• _REQUIRED TASK_:
Examine the entries and show every line in which the word "notamment" is found.

____________

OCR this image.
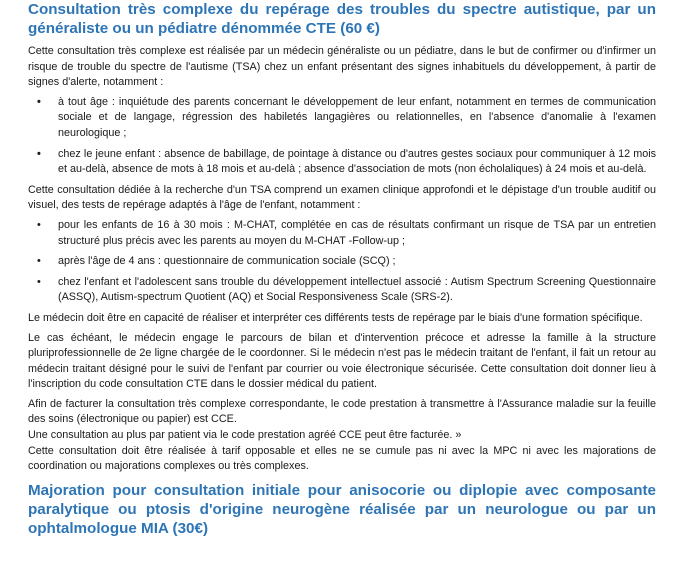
Consultation très complexe du repérage des troubles du spectre autistique, par un généraliste ou un pédiatre dénommée CTE (60 €)

Cette consultation très complexe est réalisée par un médecin généraliste ou un pédiatre, dans le but de confirmer ou d'infirmer un risque de trouble du spectre de l'autisme (TSA) chez un enfant présentant des signes inhabituels du développement, à partir de signes d'alerte, notamment :

• à tout âge : inquiétude des parents concernant le développement de leur enfant, notamment en termes de communication sociale et de langage, régression des habiletés langagières ou relationnelles, en l'absence d'anomalie à l'examen neurologique ;
• chez le jeune enfant : absence de babillage, de pointage à distance ou d'autres gestes sociaux pour communiquer à 12 mois et au-delà, absence de mots à 18 mois et au-delà ; absence d'association de mots (non écholaliques) à 24 mois et au-delà.

Cette consultation dédiée à la recherche d'un TSA comprend un examen clinique approfondi et le dépistage d'un trouble auditif ou visuel, des tests de repérage adaptés à l'âge de l'enfant, notamment :

• pour les enfants de 16 à 30 mois : M-CHAT, complétée en cas de résultats confirmant un risque de TSA par un entretien structuré plus précis avec les parents au moyen du M-CHAT -Follow-up ;
• après l'âge de 4 ans : questionnaire de communication sociale (SCQ) ;
• chez l'enfant et l'adolescent sans trouble du développement intellectuel associé : Autism Spectrum Screening Questionnaire (ASSQ), Autism-spectrum Quotient (AQ) et Social Responsiveness Scale (SRS-2).

Le médecin doit être en capacité de réaliser et interpréter ces différents tests de repérage par le biais d'une formation spécifique.

Le cas échéant, le médecin engage le parcours de bilan et d'intervention précoce et adresse la famille à la structure pluriprofessionnelle de 2e ligne chargée de le coordonner. Si le médecin n'est pas le médecin traitant de l'enfant, il fait un retour au médecin traitant désigné pour le suivi de l'enfant par courrier ou voie électronique sécurisée. Cette consultation doit donner lieu à l'inscription du code consultation CTE dans le dossier médical du patient.

Afin de facturer la consultation très complexe correspondante, le code prestation à transmettre à l'Assurance maladie sur la feuille des soins (électronique ou papier) est CCE.

Une consultation au plus par patient via le code prestation agréé CCE peut être facturée. »

Cette consultation doit être réalisée à tarif opposable et elles ne se cumule pas ni avec la MPC ni avec les majorations de coordination ou majorations complexes ou très complexes.

Majoration pour consultation initiale pour anisocorie ou diplopie avec composante paralytique ou ptosis d'origine neurogène réalisée par un neurologue ou par un ophtalmologue MIA (30€)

____________

• _SOLUTION FOR THIS EXERCISE_:
Cette consultation très complexe est réalisée par un médecin généraliste ou un pédiatre, dans le but de confirmer ou d'infirmer un risque de trouble du spectre de l'autisme (TSA) chez un enfant présentant des signes inhabituels du développement, à partir de signes d'alerte, notamment :
• à tout âge : inquiétude des parents concernant le développement de leur enfant, notamment en termes de communication sociale et de langage, régression des habiletés langagières ou relationnelles, en l'absence d'anomalie à l'examen neurologique ;
Cette consultation dédiée à la recherche d'un TSA comprend un examen clinique approfondi et le dépistage d'un trouble auditif ou visuel, des tests de repérage adaptés à l'âge de l'enfant, notamment :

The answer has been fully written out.